- [TEXT PROVIDED]:
::::::
At DayOne Baby we are always looking for classes that are meaningful and engaging for families.
One of our most playful and popular classes, Messy Play for Toddlers, taught by our knowledgeable instructor Robin Wilson, always receives a lot of questions about what to expect.
We thought this would be a great opportunity to share more about Messy Play for Toddlers with a question and answer with Robin.
What is Messy Play for Toddlers?
This 45-minute class is very different from most other classes. First of all, it’s messy! We play with a wider range of materials, from oatmeal to colored rice, from paint to play dough, from cooked spaghetti to oobleck. The themes and materials change each week but repeat over time, so your child benefits from new experiences as well as repetition.
Your child’s favorite thing to do in messy play is to show you what they’re exploring, so you’ll find that you get messy too. Everything is always washable, and always nontoxic, so you know that you both may leave messy but can easily be cleaned up.
Secondly, it’s play-based. That means that your child is encouraged to explore the materials at his or her own pace, and chooses how and when to try the activities. We adults can model how to play with the materials, how to hold a paintbrush, how to use chalk, but the children can choose to do so or not. We always have a climbing area and sensory bottles for those who don’t like to get their hands messy, or those who like to observe others before diving in themselves. We begin and end the class with a brief circle time and songs (and bubbles- everyone’s favorite part!), so we balance the toddler-led class time with a small amount of group time and following directions, which are important parts of a future school experience.
::::::
- [PROBLEMS AND TASKS]:
- A) According to the messy play Q&A, how long is the Messy Play for Toddlers class?
- B) In the messy play Q&A, list every material named in the sentence that begins "We play with a wider range of materials."
- C) Write out the part of the messy play Q&A starting with "One of our most" and going on through "answer with Robin.".
::::::
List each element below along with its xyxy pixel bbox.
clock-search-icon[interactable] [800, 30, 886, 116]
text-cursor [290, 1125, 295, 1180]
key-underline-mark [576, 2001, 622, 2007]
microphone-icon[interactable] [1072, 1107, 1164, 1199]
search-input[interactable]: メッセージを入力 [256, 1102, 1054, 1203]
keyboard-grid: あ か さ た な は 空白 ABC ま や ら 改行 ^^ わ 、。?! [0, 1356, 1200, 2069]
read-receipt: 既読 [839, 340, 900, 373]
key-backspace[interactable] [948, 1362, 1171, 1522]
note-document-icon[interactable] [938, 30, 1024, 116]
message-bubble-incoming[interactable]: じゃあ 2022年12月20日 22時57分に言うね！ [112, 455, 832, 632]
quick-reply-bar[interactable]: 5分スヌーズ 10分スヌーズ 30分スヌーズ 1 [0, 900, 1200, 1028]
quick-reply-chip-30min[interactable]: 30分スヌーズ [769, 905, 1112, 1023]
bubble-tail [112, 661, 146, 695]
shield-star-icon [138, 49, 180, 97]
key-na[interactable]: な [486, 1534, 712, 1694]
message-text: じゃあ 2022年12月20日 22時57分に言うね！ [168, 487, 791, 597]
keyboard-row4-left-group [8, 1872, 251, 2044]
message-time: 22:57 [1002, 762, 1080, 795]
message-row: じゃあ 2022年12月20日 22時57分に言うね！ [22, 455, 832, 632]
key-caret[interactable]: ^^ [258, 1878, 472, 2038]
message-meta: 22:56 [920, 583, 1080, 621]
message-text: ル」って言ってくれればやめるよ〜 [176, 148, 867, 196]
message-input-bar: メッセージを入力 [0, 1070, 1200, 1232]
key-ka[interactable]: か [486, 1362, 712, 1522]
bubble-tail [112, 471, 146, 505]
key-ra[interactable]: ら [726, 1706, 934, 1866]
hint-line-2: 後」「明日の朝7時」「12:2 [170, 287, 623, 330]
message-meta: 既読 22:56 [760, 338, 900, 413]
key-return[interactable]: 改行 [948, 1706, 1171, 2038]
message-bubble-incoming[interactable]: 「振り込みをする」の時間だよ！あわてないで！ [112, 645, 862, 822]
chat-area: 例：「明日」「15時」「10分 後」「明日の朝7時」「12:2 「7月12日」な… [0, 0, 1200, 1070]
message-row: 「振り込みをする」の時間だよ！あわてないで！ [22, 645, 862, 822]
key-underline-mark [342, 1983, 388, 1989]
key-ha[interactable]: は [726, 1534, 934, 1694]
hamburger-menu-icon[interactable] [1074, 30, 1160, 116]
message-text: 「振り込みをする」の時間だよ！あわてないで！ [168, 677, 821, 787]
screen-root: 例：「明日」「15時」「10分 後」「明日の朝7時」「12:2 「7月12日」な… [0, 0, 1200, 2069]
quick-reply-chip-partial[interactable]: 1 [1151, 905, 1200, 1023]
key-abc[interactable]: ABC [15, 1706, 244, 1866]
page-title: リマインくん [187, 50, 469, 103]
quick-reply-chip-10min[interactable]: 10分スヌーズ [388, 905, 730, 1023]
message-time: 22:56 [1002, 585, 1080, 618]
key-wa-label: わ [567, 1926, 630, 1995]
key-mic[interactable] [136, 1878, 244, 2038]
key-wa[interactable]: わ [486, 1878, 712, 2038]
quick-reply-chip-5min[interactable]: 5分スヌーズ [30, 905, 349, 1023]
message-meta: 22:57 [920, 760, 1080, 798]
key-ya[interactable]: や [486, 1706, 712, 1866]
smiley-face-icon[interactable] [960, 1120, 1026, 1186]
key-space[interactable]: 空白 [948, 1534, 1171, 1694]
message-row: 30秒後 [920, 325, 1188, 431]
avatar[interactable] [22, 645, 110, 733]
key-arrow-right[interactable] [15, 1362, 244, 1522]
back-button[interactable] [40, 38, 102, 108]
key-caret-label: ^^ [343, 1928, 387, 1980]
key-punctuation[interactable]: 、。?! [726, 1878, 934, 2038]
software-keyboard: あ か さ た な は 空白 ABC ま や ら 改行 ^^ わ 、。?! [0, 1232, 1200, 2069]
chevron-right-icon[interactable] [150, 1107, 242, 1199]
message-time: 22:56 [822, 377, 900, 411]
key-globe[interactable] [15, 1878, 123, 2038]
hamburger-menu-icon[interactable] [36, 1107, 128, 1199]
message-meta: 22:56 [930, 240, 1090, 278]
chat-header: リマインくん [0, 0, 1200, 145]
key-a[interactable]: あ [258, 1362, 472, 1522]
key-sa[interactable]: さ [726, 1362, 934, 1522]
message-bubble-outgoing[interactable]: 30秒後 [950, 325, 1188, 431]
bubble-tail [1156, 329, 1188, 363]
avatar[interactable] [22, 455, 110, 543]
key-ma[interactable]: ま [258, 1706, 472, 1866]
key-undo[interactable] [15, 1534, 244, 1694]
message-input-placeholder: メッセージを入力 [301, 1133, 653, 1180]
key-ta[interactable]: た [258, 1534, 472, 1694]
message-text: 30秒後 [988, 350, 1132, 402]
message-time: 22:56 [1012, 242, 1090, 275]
::::::
- [EXPECTED RESULTS]:
- A) 45 minutes

- B) oatmeal, colored rice, paint, play dough, cooked spaghetti, oobleck

- C)
One of our most playful and popular classes, Messy Play for Toddlers, taught by our knowledgeable instructor Robin Wilson, always receives a lot of questions about what to expect.
We thought this would be a great opportunity to share more about Messy Play for Toddlers with a question and answer with Robin.